What to do :: Note each line of the listing that contains the string "grande", and copy it.

(Dataset items)
------------------------------

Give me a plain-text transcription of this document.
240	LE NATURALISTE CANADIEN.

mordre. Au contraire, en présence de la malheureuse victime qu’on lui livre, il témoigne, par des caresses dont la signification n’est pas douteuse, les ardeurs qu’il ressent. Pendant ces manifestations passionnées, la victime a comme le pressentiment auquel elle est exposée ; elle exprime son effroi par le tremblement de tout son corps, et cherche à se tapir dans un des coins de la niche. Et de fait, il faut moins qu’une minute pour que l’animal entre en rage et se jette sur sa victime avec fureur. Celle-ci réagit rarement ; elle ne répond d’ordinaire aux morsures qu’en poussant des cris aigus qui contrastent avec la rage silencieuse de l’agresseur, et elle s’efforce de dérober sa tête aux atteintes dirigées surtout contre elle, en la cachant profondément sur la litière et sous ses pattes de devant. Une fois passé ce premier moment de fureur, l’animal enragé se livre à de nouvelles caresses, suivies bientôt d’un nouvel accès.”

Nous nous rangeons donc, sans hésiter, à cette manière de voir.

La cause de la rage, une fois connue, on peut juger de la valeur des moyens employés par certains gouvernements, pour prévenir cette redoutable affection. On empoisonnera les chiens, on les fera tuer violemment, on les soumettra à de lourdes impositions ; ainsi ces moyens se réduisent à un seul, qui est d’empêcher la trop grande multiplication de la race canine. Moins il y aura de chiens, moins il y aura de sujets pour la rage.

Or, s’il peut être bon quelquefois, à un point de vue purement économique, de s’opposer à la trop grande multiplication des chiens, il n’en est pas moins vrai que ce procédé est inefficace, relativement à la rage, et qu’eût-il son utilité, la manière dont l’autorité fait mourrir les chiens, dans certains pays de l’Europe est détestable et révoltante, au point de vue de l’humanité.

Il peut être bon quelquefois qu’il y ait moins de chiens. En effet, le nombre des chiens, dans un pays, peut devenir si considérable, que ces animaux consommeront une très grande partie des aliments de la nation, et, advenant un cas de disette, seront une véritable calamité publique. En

------------------------------

Output for this task ::
La cause de la rage, une fois connue, on peut juger de la valeur des moyens employés par certains gouvernements, pour prévenir cette redoutable affection. On empoisonnera les chiens, on les fera tuer violemment, on les soumettra à de lourdes impositions ; ainsi ces moyens se réduisent à un seul, qui est d’empêcher la trop grande multiplication de la race canine. Moins il y aura de chiens, moins il y aura de sujets pour la rage.
Or, s’il peut être bon quelquefois, à un point de vue purement économique, de s’opposer à la trop grande multiplication des chiens, il n’en est pas moins vrai que ce procédé est inefficace, relativement à la rage, et qu’eût-il son utilité, la manière dont l’autorité fait mourrir les chiens, dans certains pays de l’Europe est détestable et révoltante, au point de vue de l’humanité.
Il peut être bon quelquefois qu’il y ait moins de chiens. En effet, le nombre des chiens, dans un pays, peut devenir si considérable, que ces animaux consommeront une très grande partie des aliments de la nation, et, advenant un cas de disette, seront une véritable calamité publique. En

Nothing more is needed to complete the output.